* **Short exercise**
Copy each line in the data that includes the word "jiǎn".
** start of Data provided **
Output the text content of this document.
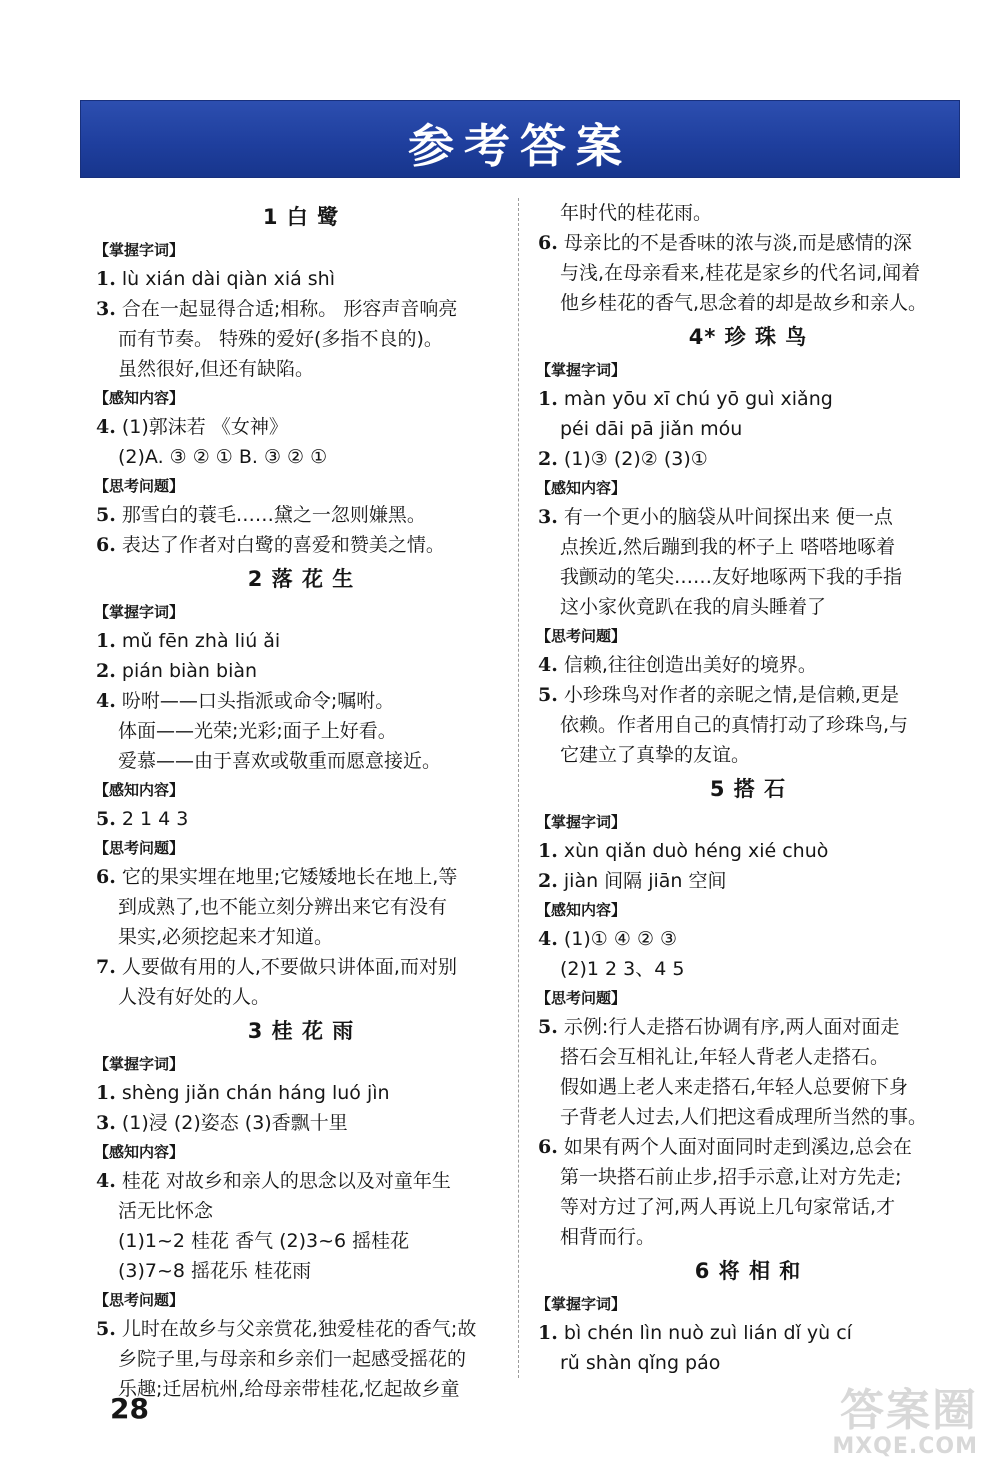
参考答案
1 白 鹭
【掌握字词】
1. lù xián dài qiàn xiá shì
3. 合在一起显得合适;相称。 形容声音响亮
而有节奏。 特殊的爱好(多指不良的)。
虽然很好,但还有缺陷。
【感知内容】
4. (1)郭沫若 《女神》
(2)A. ③ ② ① B. ③ ② ①
【思考问题】
5. 那雪白的蓑毛……黛之一忽则嫌黑。
6. 表达了作者对白鹭的喜爱和赞美之情。
2 落 花 生
【掌握字词】
1. mǔ fēn zhà liú ǎi
2. pián biàn biàn
4. 吩咐——口头指派或命令;嘱咐。
体面——光荣;光彩;面子上好看。
爱慕——由于喜欢或敬重而愿意接近。
【感知内容】
5. 2 1 4 3
【思考问题】
6. 它的果实埋在地里;它矮矮地长在地上,等
到成熟了,也不能立刻分辨出来它有没有
果实,必须挖起来才知道。
7. 人要做有用的人,不要做只讲体面,而对别
人没有好处的人。
3 桂 花 雨
【掌握字词】
1. shèng jiǎn chán háng luó jìn
3. (1)浸 (2)姿态 (3)香飘十里
【感知内容】
4. 桂花 对故乡和亲人的思念以及对童年生
活无比怀念
(1)1~2 桂花 香气 (2)3~6 摇桂花
(3)7~8 摇花乐 桂花雨
【思考问题】
5. 儿时在故乡与父亲赏花,独爱桂花的香气;故
乡院子里,与母亲和乡亲们一起感受摇花的
乐趣;迁居杭州,给母亲带桂花,忆起故乡童
年时代的桂花雨。
6. 母亲比的不是香味的浓与淡,而是感情的深
与浅,在母亲看来,桂花是家乡的代名词,闻着
他乡桂花的香气,思念着的却是故乡和亲人。
4* 珍 珠 鸟
【掌握字词】
1. màn yōu xī chú yō guì xiǎng
péi dāi pā jiǎn móu
2. (1)③ (2)② (3)①
【感知内容】
3. 有一个更小的脑袋从叶间探出来 便一点
点挨近,然后蹦到我的杯子上 嗒嗒地啄着
我颤动的笔尖……友好地啄两下我的手指
这小家伙竟趴在我的肩头睡着了
【思考问题】
4. 信赖,往往创造出美好的境界。
5. 小珍珠鸟对作者的亲昵之情,是信赖,更是
依赖。作者用自己的真情打动了珍珠鸟,与
它建立了真挚的友谊。
5 搭 石
【掌握字词】
1. xùn qiǎn duò héng xié chuò
2. jiàn 间隔 jiān 空间
【感知内容】
4. (1)① ④ ② ③
(2)1 2 3、4 5
【思考问题】
5. 示例:行人走搭石协调有序,两人面对面走
搭石会互相礼让,年轻人背老人走搭石。
假如遇上老人来走搭石,年轻人总要俯下身
子背老人过去,人们把这看成理所当然的事。
6. 如果有两个人面对面同时走到溪边,总会在
第一块搭石前止步,招手示意,让对方先走;
等对方过了河,两人再说上几句家常话,才
相背而行。
6 将 相 和
【掌握字词】
1. bì chén lìn nuò zuì lián dǐ yù cí
rǔ shàn qǐng páo
28	答案圈
MXQE.COM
** end of Data provided **
* **Exercise output**
1. shèng jiǎn chán háng luó jìn
péi dāi pā jiǎn móu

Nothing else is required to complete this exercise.